*What you are asked to do*.
The entries that follow should be written out exactly.

*Information shown*.
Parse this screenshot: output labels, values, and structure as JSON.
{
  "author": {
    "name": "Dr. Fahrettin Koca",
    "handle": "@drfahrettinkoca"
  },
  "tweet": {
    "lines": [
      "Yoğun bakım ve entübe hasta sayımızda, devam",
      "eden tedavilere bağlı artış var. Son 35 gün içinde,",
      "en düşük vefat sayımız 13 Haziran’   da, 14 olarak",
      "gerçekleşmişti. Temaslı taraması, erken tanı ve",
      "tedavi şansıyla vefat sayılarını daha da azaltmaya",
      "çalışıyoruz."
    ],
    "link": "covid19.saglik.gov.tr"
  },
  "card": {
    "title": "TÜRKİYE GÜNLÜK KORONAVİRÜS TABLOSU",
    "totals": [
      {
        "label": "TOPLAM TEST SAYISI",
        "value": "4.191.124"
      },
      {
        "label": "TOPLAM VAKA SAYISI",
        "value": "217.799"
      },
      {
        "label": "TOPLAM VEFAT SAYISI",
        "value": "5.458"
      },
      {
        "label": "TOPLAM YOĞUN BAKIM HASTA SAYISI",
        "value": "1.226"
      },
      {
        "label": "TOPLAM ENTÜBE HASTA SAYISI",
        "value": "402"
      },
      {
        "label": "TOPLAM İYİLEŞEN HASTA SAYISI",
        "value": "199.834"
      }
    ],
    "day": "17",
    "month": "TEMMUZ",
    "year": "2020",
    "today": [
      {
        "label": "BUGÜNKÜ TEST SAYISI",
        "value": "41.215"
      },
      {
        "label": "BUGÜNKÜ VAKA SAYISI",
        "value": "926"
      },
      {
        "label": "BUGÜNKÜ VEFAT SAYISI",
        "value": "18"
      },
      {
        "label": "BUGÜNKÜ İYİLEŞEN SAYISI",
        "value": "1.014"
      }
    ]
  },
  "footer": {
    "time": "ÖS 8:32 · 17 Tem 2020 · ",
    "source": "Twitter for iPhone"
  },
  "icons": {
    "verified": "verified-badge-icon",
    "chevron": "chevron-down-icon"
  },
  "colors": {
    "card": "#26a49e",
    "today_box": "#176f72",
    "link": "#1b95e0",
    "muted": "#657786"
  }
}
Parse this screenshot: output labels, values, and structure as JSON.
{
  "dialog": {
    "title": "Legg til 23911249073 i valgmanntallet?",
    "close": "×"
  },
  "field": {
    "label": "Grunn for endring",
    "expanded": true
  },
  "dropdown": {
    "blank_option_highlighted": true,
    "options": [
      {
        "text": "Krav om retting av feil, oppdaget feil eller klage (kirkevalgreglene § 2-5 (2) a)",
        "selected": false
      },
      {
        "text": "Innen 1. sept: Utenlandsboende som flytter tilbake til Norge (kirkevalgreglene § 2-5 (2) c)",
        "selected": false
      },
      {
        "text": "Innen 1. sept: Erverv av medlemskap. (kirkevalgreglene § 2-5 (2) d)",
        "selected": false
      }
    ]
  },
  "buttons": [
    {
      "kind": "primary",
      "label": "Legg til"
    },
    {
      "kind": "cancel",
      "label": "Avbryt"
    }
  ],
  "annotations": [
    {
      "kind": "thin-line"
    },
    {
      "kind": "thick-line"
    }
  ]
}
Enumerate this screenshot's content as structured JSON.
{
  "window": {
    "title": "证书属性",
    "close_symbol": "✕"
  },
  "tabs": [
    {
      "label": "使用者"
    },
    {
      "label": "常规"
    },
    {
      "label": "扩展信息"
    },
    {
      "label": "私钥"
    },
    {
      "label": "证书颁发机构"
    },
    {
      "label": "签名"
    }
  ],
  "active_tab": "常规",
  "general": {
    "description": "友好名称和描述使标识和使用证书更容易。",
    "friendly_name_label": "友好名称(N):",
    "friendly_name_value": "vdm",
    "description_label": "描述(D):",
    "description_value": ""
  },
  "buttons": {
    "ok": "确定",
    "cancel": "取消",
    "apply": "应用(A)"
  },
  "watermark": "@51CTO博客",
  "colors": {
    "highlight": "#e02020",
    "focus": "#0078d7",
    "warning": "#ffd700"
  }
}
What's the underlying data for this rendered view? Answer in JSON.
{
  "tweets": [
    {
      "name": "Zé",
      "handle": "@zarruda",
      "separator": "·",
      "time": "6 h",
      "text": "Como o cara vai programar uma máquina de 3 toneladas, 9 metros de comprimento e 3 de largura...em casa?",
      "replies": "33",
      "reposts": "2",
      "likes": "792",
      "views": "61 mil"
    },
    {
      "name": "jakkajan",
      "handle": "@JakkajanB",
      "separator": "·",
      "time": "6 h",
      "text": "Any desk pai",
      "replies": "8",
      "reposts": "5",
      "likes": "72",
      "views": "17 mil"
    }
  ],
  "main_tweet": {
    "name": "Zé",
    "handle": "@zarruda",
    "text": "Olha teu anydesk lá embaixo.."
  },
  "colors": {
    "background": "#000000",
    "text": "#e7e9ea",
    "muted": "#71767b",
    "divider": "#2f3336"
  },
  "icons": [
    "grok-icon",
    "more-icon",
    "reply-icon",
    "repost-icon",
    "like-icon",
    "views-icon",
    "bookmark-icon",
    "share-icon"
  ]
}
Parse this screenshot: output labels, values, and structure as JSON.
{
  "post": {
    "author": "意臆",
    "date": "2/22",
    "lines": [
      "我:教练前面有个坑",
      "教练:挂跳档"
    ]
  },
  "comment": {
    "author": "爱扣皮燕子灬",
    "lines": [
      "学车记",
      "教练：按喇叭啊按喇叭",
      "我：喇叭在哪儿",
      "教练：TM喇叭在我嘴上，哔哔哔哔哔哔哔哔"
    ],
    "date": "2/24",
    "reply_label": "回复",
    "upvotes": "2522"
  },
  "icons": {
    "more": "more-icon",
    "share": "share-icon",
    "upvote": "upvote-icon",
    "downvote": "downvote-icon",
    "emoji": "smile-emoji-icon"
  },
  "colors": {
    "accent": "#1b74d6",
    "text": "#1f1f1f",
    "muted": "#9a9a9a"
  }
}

*Response*.
Parse this screenshot: output labels, values, and structure as JSON.
{
  "author": {
    "name": "Dr. Fahrettin Koca",
    "handle": "@drfahrettinkoca"
  },
  "tweet": {
    "lines": [
      "Yoğun bakım ve entübe hasta sayımızda, devam",
      "eden tedavilere bağlı artış var. Son 35 gün içinde,",
      "en düşük vefat sayımız 13 Haziran’   da, 14 olarak",
      "gerçekleşmişti. Temaslı taraması, erken tanı ve",
      "tedavi şansıyla vefat sayılarını daha da azaltmaya",
      "çalışıyoruz."
    ],
    "link": "covid19.saglik.gov.tr"
  },
  "card": {
    "title": "TÜRKİYE GÜNLÜK KORONAVİRÜS TABLOSU",
    "totals": [
      {
        "label": "TOPLAM TEST SAYISI",
        "value": "4.191.124"
      },
      {
        "label": "TOPLAM VAKA SAYISI",
        "value": "217.799"
      },
      {
        "label": "TOPLAM VEFAT SAYISI",
        "value": "5.458"
      },
      {
        "label": "TOPLAM YOĞUN BAKIM HASTA SAYISI",
        "value": "1.226"
      },
      {
        "label": "TOPLAM ENTÜBE HASTA SAYISI",
        "value": "402"
      },
      {
        "label": "TOPLAM İYİLEŞEN HASTA SAYISI",
        "value": "199.834"
      }
    ],
    "day": "17",
    "month": "TEMMUZ",
    "year": "2020",
    "today": [
      {
        "label": "BUGÜNKÜ TEST SAYISI",
        "value": "41.215"
      },
      {
        "label": "BUGÜNKÜ VAKA SAYISI",
        "value": "926"
      },
      {
        "label": "BUGÜNKÜ VEFAT SAYISI",
        "value": "18"
      },
      {
        "label": "BUGÜNKÜ İYİLEŞEN SAYISI",
        "value": "1.014"
      }
    ]
  },
  "footer": {
    "time": "ÖS 8:32 · 17 Tem 2020 · ",
    "source": "Twitter for iPhone"
  },
  "icons": {
    "verified": "verified-badge-icon",
    "chevron": "chevron-down-icon"
  },
  "colors": {
    "card": "#26a49e",
    "today_box": "#176f72",
    "link": "#1b95e0",
    "muted": "#657786"
  }
}
Parse this screenshot: output labels, values, and structure as JSON.
{
  "dialog": {
    "title": "Legg til 23911249073 i valgmanntallet?",
    "close": "×"
  },
  "field": {
    "label": "Grunn for endring",
    "expanded": true
  },
  "dropdown": {
    "blank_option_highlighted": true,
    "options": [
      {
        "text": "Krav om retting av feil, oppdaget feil eller klage (kirkevalgreglene § 2-5 (2) a)",
        "selected": false
      },
      {
        "text": "Innen 1. sept: Utenlandsboende som flytter tilbake til Norge (kirkevalgreglene § 2-5 (2) c)",
        "selected": false
      },
      {
        "text": "Innen 1. sept: Erverv av medlemskap. (kirkevalgreglene § 2-5 (2) d)",
        "selected": false
      }
    ]
  },
  "buttons": [
    {
      "kind": "primary",
      "label": "Legg til"
    },
    {
      "kind": "cancel",
      "label": "Avbryt"
    }
  ],
  "annotations": [
    {
      "kind": "thin-line"
    },
    {
      "kind": "thick-line"
    }
  ]
}
Enumerate this screenshot's content as structured JSON.
{
  "window": {
    "title": "证书属性",
    "close_symbol": "✕"
  },
  "tabs": [
    {
      "label": "使用者"
    },
    {
      "label": "常规"
    },
    {
      "label": "扩展信息"
    },
    {
      "label": "私钥"
    },
    {
      "label": "证书颁发机构"
    },
    {
      "label": "签名"
    }
  ],
  "active_tab": "常规",
  "general": {
    "description": "友好名称和描述使标识和使用证书更容易。",
    "friendly_name_label": "友好名称(N):",
    "friendly_name_value": "vdm",
    "description_label": "描述(D):",
    "description_value": ""
  },
  "buttons": {
    "ok": "确定",
    "cancel": "取消",
    "apply": "应用(A)"
  },
  "watermark": "@51CTO博客",
  "colors": {
    "highlight": "#e02020",
    "focus": "#0078d7",
    "warning": "#ffd700"
  }
}
What's the underlying data for this rendered view? Answer in JSON.
{
  "tweets": [
    {
      "name": "Zé",
      "handle": "@zarruda",
      "separator": "·",
      "time": "6 h",
      "text": "Como o cara vai programar uma máquina de 3 toneladas, 9 metros de comprimento e 3 de largura...em casa?",
      "replies": "33",
      "reposts": "2",
      "likes": "792",
      "views": "61 mil"
    },
    {
      "name": "jakkajan",
      "handle": "@JakkajanB",
      "separator": "·",
      "time": "6 h",
      "text": "Any desk pai",
      "replies": "8",
      "reposts": "5",
      "likes": "72",
      "views": "17 mil"
    }
  ],
  "main_tweet": {
    "name": "Zé",
    "handle": "@zarruda",
    "text": "Olha teu anydesk lá embaixo.."
  },
  "colors": {
    "background": "#000000",
    "text": "#e7e9ea",
    "muted": "#71767b",
    "divider": "#2f3336"
  },
  "icons": [
    "grok-icon",
    "more-icon",
    "reply-icon",
    "repost-icon",
    "like-icon",
    "views-icon",
    "bookmark-icon",
    "share-icon"
  ]
}
Parse this screenshot: output labels, values, and structure as JSON.
{
  "post": {
    "author": "意臆",
    "date": "2/22",
    "lines": [
      "我:教练前面有个坑",
      "教练:挂跳档"
    ]
  },
  "comment": {
    "author": "爱扣皮燕子灬",
    "lines": [
      "学车记",
      "教练：按喇叭啊按喇叭",
      "我：喇叭在哪儿",
      "教练：TM喇叭在我嘴上，哔哔哔哔哔哔哔哔"
    ],
    "date": "2/24",
    "reply_label": "回复",
    "upvotes": "2522"
  },
  "icons": {
    "more": "more-icon",
    "share": "share-icon",
    "upvote": "upvote-icon",
    "downvote": "downvote-icon",
    "emoji": "smile-emoji-icon"
  },
  "colors": {
    "accent": "#1b74d6",
    "text": "#1f1f1f",
    "muted": "#9a9a9a"
  }
}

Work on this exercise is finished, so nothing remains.